*Exercise instructions*
Work out how many lines in the data hold the word "theme", and reply with that number only.

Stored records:
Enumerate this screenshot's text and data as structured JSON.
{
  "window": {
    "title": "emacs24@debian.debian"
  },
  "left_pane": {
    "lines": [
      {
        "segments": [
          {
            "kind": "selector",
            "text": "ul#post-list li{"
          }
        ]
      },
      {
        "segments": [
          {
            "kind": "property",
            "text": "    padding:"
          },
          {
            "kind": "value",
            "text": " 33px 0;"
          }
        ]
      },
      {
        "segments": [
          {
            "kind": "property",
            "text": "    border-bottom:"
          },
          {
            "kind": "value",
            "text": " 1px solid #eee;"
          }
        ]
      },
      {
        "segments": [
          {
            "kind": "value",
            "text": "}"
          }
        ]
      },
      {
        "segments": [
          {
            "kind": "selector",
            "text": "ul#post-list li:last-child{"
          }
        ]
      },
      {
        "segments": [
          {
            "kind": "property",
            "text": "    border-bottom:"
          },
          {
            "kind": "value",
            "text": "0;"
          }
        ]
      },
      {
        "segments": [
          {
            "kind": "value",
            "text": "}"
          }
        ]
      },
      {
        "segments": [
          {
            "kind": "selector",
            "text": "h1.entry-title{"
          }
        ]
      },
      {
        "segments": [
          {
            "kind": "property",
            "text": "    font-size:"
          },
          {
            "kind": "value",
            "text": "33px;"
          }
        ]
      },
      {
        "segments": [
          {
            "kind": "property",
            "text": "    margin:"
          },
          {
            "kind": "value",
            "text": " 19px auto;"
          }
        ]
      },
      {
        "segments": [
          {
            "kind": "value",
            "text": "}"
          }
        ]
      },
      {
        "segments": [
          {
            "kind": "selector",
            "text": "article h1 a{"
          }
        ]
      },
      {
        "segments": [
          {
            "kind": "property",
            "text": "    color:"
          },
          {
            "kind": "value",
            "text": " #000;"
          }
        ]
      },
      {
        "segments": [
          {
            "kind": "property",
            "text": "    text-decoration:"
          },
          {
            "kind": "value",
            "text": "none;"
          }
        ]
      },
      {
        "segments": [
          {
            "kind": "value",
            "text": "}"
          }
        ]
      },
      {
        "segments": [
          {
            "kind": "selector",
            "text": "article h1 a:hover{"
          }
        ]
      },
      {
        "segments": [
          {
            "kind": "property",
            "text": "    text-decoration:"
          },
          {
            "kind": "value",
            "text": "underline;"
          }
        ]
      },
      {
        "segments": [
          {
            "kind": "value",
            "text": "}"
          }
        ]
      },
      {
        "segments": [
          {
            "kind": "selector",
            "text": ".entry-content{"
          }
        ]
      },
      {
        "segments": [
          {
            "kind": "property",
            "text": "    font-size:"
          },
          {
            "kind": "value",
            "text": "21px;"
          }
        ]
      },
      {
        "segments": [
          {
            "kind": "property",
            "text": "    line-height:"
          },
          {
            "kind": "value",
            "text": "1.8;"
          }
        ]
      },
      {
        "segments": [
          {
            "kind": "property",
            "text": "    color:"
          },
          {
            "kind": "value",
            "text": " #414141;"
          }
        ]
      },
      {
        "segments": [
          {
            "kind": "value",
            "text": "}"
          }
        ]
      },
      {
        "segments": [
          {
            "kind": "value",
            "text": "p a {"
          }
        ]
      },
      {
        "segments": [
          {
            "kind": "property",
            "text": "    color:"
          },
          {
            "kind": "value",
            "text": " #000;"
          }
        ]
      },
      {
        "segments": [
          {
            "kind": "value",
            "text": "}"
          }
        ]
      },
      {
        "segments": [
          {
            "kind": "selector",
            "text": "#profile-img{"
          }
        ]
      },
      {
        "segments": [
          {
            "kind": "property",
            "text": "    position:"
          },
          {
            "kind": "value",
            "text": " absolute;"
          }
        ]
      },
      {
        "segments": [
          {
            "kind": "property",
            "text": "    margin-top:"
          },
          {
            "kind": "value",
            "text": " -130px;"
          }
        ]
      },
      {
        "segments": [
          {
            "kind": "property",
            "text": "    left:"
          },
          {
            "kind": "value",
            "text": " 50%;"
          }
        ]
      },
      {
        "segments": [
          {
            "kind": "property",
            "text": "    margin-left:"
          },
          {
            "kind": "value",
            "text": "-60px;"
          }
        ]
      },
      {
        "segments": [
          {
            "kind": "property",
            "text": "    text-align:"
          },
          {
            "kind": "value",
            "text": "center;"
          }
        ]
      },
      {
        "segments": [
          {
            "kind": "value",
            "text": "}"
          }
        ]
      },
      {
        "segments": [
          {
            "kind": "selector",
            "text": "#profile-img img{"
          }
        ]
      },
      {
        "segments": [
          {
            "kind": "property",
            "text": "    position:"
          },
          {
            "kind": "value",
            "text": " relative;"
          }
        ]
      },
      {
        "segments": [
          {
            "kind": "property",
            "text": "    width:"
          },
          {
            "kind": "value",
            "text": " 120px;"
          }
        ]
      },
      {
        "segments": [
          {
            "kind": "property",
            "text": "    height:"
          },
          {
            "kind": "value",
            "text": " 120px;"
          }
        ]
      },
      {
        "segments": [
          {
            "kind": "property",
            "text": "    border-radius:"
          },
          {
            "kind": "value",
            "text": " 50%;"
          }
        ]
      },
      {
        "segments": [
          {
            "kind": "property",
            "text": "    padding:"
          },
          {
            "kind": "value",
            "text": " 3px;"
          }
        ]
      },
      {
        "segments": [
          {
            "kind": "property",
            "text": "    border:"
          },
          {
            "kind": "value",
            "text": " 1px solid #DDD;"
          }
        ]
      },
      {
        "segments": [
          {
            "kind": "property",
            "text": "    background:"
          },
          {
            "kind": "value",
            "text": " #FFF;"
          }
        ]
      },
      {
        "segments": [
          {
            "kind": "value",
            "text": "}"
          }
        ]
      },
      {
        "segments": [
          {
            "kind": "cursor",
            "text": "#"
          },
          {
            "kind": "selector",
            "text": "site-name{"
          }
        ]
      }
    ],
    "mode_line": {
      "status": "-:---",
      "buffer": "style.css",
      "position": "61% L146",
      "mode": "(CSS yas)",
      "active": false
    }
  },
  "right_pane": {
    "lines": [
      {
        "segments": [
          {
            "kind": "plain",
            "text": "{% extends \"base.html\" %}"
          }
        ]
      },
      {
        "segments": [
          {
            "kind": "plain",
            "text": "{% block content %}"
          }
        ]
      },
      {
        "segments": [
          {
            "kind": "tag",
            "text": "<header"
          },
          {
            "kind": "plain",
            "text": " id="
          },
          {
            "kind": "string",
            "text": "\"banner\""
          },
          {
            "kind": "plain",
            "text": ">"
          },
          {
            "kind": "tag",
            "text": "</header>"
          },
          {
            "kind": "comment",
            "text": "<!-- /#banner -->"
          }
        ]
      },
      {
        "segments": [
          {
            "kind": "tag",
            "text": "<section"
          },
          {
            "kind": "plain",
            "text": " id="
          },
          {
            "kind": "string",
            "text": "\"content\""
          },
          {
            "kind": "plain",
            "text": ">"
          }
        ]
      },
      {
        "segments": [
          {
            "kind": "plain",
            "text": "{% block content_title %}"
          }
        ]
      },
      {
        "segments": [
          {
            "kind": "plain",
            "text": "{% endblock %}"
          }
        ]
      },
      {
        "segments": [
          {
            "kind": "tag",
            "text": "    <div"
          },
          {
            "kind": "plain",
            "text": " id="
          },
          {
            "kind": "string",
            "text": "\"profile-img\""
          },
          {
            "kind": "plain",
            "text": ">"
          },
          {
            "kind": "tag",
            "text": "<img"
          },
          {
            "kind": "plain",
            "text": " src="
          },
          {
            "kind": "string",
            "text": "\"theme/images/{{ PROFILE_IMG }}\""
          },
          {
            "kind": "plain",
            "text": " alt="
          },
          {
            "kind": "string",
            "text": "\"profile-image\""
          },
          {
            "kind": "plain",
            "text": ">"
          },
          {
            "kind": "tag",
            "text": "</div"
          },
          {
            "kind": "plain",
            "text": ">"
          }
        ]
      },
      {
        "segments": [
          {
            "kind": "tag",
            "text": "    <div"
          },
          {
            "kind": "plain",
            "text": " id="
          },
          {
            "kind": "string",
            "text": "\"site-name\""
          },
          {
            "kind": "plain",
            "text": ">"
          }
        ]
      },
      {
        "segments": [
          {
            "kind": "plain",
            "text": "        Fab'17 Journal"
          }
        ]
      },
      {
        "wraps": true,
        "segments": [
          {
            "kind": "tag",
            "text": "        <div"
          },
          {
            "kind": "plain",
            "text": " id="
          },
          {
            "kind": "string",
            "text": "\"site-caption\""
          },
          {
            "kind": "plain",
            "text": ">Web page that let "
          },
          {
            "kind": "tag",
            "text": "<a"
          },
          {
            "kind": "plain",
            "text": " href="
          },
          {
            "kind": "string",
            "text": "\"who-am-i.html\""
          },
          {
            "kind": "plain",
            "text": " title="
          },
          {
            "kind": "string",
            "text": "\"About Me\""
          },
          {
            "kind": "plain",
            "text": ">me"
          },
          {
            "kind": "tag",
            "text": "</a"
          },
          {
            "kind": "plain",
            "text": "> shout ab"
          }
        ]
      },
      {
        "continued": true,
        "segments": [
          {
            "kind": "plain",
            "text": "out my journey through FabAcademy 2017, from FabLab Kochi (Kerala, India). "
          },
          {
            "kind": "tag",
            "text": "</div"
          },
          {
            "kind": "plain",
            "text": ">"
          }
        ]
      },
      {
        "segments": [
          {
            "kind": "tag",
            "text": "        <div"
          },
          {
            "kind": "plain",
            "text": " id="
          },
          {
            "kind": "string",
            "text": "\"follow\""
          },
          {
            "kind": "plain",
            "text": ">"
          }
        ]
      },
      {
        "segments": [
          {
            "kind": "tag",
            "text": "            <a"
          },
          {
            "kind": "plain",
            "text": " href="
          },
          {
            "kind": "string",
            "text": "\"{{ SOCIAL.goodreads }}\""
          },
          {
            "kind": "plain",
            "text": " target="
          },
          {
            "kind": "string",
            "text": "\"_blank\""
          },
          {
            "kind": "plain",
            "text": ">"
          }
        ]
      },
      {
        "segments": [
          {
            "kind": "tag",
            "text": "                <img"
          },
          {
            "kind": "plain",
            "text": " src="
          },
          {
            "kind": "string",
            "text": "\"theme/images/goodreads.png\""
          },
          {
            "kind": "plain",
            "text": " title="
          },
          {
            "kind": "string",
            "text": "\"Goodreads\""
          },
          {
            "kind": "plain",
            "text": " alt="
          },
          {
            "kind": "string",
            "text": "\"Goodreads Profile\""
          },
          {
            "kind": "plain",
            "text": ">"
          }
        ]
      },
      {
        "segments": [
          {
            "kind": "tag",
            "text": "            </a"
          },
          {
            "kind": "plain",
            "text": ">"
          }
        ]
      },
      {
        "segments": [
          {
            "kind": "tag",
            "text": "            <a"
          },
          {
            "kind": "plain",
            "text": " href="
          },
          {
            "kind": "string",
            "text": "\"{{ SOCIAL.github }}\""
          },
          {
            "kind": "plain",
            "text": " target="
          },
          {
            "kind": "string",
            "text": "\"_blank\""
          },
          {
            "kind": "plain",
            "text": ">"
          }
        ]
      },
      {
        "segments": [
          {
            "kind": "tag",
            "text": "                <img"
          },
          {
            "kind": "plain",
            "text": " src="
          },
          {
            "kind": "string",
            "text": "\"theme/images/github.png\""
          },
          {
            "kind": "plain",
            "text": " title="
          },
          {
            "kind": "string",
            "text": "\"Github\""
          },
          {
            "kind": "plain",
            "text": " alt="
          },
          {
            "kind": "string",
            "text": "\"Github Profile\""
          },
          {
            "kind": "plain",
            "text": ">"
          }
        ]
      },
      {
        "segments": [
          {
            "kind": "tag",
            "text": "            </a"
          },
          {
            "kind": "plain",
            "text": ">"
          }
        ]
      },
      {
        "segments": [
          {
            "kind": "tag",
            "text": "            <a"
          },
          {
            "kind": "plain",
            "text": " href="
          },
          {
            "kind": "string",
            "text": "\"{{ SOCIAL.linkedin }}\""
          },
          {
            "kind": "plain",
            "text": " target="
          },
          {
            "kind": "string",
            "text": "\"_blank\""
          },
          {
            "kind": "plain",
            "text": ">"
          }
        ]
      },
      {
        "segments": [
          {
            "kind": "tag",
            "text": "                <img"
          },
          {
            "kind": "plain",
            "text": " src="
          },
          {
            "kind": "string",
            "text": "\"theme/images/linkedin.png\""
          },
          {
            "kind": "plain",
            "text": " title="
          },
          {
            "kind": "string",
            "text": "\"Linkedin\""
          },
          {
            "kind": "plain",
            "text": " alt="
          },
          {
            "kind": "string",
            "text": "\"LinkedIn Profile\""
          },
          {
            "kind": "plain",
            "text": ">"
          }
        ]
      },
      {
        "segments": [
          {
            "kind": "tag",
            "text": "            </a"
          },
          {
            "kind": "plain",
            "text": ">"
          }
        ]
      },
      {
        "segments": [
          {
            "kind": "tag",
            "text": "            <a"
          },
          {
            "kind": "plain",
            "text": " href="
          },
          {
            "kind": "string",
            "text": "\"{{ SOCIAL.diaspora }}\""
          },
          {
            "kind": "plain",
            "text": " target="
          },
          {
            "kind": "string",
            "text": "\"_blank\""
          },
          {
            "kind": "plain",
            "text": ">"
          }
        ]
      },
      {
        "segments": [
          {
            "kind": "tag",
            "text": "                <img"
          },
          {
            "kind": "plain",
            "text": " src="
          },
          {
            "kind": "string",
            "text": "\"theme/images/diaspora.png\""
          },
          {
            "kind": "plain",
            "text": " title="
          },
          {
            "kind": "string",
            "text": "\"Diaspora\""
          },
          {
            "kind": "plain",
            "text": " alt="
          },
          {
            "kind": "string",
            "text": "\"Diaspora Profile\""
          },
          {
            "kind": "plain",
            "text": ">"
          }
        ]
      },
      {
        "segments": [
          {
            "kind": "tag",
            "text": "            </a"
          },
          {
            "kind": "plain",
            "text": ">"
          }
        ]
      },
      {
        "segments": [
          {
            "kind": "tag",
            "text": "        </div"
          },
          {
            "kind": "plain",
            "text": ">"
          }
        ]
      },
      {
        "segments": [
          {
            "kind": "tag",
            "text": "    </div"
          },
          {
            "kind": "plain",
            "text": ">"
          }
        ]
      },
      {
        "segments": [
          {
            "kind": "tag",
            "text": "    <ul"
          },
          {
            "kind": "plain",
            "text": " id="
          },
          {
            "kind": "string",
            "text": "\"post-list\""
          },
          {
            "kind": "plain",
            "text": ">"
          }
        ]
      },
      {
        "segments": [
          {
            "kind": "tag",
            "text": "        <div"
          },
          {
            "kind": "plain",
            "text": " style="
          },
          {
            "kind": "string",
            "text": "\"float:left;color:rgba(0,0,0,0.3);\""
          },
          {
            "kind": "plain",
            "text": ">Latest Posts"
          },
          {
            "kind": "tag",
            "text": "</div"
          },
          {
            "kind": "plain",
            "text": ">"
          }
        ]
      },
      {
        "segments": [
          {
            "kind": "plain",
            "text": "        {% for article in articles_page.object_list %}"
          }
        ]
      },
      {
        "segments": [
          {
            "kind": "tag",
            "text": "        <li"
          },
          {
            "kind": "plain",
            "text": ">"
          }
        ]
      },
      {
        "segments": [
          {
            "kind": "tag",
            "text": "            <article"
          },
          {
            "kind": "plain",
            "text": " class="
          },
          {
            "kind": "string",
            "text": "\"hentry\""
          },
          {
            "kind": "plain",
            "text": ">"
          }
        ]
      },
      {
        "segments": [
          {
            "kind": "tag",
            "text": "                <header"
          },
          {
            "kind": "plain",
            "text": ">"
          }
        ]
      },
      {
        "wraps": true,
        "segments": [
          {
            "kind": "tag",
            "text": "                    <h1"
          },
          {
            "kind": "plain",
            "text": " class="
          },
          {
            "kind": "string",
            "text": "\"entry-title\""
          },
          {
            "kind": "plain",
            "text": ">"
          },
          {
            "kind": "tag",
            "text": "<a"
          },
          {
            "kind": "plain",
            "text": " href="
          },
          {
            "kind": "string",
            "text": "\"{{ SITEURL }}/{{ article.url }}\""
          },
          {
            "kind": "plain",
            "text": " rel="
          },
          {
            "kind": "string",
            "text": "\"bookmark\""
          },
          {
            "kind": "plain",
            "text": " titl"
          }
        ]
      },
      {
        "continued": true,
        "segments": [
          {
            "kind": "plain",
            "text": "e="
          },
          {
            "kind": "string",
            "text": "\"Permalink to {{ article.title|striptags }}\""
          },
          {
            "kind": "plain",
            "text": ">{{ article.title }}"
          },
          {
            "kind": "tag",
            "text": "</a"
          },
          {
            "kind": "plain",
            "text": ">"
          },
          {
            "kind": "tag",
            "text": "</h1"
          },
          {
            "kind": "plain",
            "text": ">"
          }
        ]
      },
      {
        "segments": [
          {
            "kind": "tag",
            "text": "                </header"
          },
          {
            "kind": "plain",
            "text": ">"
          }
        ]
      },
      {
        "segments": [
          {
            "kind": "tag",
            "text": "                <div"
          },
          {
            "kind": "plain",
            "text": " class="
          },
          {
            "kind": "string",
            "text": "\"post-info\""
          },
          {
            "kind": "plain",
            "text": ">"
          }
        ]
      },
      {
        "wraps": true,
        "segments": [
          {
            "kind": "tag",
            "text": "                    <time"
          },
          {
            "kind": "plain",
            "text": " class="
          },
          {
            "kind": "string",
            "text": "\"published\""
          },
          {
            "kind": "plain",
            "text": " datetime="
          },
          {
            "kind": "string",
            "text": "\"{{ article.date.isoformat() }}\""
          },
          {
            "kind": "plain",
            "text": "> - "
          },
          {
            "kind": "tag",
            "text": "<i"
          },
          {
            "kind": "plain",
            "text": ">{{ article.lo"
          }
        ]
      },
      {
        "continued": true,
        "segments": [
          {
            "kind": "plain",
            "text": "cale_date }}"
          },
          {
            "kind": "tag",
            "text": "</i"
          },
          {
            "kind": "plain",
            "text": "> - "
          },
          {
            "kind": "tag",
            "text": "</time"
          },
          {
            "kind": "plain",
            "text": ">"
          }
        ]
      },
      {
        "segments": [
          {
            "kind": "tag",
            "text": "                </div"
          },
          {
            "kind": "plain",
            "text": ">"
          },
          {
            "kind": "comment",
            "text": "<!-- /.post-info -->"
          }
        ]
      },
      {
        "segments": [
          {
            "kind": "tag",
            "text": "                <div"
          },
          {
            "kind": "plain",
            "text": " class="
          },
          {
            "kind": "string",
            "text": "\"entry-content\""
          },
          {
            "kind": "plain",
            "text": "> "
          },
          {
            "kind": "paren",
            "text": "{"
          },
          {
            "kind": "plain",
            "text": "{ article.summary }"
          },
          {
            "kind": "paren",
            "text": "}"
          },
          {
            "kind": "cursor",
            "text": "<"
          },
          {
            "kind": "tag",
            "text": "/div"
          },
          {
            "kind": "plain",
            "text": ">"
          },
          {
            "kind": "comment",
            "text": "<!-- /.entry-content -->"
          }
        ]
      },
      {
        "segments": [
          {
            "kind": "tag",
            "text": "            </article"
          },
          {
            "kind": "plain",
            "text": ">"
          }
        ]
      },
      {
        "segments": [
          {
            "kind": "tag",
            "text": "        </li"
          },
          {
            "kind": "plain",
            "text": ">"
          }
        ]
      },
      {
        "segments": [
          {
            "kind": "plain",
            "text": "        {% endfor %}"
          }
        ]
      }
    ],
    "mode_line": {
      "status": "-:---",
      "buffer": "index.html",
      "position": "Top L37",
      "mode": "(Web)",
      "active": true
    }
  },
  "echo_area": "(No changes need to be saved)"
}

*Expected output*
5